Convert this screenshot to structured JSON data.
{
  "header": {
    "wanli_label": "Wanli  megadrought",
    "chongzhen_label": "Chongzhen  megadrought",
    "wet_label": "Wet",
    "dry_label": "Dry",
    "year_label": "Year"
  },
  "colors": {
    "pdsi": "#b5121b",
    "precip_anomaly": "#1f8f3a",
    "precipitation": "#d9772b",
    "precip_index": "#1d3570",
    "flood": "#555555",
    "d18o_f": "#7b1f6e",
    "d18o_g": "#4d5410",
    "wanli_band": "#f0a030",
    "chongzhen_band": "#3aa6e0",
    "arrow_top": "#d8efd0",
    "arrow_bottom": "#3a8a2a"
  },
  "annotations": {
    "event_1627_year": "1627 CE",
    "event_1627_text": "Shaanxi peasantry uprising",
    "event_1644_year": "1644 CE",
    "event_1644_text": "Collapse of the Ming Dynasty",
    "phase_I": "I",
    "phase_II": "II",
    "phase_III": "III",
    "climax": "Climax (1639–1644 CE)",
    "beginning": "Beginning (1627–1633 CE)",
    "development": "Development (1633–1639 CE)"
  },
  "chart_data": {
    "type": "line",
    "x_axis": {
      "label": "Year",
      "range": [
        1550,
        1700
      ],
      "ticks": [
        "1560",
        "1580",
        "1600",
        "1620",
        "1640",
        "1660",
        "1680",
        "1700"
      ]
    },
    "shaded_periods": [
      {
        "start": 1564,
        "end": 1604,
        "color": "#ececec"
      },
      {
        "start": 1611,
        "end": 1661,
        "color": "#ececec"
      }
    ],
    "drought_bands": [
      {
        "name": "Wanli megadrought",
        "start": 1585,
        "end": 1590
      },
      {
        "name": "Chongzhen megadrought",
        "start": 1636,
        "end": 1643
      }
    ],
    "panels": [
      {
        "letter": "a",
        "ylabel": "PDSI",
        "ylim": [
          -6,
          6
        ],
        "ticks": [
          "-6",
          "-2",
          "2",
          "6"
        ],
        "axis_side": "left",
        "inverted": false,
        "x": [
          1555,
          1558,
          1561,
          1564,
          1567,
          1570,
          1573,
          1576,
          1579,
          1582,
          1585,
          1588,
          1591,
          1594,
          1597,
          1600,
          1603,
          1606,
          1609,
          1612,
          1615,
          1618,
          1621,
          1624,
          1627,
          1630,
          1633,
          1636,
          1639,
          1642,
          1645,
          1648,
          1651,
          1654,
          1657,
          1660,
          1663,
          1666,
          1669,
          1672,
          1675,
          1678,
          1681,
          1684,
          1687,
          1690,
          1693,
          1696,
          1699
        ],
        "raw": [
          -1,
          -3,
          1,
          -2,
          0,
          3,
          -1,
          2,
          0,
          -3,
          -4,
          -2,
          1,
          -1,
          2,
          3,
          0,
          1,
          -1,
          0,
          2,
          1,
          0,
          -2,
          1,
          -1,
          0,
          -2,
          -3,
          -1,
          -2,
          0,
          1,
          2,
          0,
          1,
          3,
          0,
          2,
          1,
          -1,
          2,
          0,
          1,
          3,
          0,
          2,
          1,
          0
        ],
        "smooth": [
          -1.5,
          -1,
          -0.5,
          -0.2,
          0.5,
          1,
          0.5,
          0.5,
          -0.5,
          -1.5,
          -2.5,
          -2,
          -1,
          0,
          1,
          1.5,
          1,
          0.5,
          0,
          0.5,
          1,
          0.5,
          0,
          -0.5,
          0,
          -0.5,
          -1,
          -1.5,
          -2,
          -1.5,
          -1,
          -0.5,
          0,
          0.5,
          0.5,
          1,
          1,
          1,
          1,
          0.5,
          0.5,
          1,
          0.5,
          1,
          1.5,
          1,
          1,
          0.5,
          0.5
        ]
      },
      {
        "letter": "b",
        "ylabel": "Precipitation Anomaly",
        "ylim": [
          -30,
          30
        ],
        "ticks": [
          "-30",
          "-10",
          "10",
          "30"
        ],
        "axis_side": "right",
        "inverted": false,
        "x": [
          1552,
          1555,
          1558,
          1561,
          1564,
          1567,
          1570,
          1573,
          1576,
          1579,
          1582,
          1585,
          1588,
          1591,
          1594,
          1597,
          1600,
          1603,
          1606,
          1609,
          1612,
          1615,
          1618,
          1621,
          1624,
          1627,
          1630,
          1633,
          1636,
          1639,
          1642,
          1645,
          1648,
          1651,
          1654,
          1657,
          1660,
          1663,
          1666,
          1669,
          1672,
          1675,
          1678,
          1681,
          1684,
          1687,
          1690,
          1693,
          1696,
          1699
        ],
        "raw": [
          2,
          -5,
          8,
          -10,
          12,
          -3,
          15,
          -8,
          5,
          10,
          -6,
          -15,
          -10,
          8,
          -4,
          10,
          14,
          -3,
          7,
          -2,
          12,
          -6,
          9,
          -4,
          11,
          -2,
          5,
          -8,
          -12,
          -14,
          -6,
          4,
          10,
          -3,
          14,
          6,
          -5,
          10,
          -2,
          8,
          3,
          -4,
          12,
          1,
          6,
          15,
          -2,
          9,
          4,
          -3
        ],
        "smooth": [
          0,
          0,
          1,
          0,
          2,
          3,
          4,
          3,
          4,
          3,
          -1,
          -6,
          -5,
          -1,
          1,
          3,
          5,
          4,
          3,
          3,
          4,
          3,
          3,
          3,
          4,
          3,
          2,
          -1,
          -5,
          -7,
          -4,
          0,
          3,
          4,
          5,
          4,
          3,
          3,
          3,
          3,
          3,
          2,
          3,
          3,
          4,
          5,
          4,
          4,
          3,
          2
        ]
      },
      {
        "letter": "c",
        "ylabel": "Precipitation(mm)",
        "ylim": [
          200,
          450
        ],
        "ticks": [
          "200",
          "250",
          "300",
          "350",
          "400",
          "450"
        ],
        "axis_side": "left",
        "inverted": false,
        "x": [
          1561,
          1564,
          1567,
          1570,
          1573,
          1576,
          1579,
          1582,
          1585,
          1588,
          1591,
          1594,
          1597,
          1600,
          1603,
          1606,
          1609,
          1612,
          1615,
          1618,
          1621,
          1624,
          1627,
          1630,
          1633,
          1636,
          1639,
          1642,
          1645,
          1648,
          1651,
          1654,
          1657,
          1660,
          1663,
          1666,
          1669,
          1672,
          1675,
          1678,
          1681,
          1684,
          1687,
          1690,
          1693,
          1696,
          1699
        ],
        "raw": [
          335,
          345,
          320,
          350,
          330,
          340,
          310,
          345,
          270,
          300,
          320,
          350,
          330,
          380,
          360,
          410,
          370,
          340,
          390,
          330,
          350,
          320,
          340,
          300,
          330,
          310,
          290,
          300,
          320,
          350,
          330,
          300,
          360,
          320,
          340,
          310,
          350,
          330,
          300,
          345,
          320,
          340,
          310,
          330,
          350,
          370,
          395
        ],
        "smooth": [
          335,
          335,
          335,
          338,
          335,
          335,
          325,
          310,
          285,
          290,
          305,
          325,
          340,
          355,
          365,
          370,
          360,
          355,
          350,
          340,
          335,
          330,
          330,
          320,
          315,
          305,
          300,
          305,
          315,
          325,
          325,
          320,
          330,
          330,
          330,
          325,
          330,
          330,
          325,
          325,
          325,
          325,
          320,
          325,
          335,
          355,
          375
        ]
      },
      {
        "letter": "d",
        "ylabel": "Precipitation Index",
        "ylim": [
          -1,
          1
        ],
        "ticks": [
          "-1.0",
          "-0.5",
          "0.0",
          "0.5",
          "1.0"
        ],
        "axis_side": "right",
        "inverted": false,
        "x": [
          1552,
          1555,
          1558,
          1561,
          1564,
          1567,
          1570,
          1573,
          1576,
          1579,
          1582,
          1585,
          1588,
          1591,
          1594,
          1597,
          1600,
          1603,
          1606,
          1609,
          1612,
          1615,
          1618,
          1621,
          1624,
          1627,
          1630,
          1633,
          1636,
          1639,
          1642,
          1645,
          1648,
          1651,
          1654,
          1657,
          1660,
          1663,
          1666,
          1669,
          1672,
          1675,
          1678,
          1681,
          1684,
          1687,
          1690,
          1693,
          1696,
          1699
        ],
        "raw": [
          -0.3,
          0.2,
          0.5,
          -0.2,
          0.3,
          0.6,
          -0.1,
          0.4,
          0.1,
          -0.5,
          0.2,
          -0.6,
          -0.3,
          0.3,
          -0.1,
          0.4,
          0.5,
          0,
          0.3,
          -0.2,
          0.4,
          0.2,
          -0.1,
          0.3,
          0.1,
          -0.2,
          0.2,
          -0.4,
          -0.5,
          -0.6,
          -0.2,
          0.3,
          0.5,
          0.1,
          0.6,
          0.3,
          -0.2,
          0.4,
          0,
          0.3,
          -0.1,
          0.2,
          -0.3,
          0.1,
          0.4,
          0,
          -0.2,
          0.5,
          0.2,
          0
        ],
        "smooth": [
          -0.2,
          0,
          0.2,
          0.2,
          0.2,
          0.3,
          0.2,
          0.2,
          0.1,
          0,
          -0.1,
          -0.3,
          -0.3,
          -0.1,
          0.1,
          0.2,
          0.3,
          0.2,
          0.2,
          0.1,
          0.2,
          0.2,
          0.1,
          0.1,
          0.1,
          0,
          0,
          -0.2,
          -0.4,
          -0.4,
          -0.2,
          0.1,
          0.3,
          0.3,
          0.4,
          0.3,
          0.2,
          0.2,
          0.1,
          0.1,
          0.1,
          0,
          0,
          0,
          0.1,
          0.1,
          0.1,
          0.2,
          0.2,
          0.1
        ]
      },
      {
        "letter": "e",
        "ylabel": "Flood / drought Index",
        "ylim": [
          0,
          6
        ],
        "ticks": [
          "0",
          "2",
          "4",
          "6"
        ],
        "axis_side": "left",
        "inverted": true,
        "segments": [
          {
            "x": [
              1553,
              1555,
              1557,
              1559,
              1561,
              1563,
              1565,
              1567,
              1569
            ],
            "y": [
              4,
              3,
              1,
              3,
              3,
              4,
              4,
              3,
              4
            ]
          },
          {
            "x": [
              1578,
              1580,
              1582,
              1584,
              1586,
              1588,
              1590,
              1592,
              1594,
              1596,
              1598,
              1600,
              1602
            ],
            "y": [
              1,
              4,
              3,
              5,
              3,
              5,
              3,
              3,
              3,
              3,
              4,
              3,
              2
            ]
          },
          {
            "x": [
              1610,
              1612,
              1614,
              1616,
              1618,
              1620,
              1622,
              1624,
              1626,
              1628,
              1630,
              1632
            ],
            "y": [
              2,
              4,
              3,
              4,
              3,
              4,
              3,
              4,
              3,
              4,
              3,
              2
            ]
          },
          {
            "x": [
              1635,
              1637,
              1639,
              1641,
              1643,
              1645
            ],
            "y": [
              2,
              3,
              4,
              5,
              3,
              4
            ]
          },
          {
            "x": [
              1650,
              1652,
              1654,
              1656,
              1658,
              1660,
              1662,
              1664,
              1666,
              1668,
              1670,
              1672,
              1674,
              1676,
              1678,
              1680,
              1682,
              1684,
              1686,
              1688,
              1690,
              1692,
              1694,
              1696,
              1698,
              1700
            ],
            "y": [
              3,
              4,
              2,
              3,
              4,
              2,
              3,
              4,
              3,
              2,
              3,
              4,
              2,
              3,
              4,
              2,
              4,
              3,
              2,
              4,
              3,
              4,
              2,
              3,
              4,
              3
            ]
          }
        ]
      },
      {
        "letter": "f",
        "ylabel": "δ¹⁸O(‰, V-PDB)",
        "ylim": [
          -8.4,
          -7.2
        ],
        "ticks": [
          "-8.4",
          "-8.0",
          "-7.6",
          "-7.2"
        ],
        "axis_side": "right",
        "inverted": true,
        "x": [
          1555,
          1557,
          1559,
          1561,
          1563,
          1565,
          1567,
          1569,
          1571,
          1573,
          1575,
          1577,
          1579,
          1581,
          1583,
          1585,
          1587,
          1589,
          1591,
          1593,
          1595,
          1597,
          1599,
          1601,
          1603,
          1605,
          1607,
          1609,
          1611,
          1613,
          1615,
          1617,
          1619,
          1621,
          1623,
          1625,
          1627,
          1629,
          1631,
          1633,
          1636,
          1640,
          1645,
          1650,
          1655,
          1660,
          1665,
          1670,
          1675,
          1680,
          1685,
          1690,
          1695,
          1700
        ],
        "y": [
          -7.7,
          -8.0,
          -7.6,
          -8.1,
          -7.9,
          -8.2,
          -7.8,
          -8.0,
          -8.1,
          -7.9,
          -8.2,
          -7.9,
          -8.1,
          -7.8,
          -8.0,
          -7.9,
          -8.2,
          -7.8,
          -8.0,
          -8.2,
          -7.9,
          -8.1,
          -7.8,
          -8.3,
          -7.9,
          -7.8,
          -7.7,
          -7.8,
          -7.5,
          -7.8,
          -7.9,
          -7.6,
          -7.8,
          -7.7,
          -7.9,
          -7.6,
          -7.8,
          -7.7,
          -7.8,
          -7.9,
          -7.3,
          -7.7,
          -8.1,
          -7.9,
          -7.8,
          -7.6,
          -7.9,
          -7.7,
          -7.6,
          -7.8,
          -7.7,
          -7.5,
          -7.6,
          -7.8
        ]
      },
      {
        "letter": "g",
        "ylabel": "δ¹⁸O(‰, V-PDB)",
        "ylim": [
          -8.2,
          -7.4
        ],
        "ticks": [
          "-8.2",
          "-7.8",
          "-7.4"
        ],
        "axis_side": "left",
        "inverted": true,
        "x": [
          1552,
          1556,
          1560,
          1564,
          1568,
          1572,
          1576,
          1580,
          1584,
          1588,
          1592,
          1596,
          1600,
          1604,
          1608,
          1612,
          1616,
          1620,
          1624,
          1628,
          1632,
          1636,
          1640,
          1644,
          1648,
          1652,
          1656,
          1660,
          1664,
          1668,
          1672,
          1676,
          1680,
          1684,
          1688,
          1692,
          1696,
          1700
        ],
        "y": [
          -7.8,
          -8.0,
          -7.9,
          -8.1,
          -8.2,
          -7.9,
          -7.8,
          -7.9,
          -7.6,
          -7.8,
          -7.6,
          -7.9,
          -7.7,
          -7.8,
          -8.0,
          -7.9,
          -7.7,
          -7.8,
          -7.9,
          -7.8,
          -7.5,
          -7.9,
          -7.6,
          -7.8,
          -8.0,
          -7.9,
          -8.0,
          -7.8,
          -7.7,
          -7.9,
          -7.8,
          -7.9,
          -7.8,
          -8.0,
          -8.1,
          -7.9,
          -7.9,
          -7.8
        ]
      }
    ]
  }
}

#### Goal
Scan the material for lines with the word "megadrought", and copy each line you find.

#### Solution below
    "wanli_label": "Wanli  megadrought",
    "chongzhen_label": "Chongzhen  megadrought",
        "name": "Wanli megadrought",
        "name": "Chongzhen megadrought",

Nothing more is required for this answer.